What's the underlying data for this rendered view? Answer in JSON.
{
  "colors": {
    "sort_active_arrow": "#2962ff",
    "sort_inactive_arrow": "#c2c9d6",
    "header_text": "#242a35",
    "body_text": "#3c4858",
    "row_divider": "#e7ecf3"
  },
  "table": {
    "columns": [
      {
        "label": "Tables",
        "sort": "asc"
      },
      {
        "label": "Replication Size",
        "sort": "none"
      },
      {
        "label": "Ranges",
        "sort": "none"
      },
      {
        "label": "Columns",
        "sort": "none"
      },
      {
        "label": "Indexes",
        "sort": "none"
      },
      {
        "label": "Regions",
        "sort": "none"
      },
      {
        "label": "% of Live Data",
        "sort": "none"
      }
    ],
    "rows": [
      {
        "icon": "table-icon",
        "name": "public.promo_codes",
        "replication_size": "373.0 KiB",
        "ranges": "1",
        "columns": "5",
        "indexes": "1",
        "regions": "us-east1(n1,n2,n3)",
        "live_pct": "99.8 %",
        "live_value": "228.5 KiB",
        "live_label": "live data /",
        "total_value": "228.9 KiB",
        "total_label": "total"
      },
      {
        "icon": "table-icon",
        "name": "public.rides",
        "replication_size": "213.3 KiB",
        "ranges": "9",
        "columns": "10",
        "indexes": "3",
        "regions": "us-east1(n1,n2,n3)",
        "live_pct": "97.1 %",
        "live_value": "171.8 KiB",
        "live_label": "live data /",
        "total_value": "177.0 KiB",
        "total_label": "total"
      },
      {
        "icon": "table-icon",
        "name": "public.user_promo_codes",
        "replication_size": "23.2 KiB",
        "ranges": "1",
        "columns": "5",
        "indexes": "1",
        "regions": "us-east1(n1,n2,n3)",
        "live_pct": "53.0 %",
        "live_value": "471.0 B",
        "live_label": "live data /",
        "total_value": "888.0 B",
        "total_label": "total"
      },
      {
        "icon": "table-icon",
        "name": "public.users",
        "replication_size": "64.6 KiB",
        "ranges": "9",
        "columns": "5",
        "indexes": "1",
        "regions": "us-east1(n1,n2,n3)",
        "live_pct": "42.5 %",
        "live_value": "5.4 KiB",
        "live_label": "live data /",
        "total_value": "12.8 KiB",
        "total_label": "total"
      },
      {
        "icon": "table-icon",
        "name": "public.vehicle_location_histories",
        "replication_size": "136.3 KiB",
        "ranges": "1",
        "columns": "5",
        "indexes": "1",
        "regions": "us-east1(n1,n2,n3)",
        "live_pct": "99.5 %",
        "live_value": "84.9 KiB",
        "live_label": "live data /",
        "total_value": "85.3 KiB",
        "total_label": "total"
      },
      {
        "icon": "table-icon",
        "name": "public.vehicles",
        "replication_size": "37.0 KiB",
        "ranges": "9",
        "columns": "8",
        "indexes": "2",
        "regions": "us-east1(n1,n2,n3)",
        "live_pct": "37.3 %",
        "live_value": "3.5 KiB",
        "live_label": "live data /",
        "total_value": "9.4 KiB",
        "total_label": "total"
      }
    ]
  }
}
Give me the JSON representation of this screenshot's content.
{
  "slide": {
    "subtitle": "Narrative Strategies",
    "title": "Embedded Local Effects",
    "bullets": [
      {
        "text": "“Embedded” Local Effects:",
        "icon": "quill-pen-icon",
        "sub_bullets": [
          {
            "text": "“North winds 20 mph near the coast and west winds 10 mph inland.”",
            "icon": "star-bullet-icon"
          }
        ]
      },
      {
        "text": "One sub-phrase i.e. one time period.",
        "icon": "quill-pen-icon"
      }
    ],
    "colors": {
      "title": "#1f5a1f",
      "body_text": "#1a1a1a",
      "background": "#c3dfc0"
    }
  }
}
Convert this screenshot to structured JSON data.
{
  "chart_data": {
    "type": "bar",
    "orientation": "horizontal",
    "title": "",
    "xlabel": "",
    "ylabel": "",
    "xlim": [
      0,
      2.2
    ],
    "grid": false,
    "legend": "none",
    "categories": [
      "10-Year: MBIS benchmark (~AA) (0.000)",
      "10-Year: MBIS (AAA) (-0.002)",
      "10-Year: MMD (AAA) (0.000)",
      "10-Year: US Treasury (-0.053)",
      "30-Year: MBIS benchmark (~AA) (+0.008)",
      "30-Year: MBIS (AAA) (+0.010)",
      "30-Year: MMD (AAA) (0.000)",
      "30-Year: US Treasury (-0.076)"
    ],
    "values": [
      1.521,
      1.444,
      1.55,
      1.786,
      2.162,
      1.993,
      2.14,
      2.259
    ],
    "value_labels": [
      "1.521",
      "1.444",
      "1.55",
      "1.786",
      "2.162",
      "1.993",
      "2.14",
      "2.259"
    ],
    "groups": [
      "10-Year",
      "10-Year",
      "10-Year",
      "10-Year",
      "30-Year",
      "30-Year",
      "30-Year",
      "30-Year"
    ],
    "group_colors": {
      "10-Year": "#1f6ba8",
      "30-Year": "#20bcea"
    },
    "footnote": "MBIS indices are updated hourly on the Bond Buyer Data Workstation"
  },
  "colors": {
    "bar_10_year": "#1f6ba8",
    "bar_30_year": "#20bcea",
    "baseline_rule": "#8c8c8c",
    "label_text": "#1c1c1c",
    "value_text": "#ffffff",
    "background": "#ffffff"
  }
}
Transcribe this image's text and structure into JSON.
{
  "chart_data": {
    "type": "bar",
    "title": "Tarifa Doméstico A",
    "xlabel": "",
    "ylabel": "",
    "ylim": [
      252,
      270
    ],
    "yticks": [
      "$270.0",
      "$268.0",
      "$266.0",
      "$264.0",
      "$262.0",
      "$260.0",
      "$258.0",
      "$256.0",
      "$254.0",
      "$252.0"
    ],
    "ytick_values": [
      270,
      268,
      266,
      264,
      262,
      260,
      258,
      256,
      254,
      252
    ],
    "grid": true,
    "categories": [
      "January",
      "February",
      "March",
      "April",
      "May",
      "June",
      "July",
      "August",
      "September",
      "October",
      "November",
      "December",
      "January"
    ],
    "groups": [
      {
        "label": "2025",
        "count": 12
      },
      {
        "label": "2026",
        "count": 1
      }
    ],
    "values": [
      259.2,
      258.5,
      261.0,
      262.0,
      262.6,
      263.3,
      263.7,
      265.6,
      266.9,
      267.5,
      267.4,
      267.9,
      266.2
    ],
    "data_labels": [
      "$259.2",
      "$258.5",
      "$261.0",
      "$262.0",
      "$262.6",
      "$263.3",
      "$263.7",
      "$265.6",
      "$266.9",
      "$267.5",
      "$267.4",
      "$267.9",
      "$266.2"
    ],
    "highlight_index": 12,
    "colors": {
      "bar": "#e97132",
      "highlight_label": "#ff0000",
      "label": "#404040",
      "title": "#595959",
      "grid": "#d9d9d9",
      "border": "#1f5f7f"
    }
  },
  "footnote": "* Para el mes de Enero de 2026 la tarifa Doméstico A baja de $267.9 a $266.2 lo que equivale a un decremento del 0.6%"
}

==*==

▸ **Problem details**
Gather up the lines containing the word "ffffff" from these records and copy them.

▸ **Answer below**
    "value_text": "#ffffff",
    "background": "#ffffff"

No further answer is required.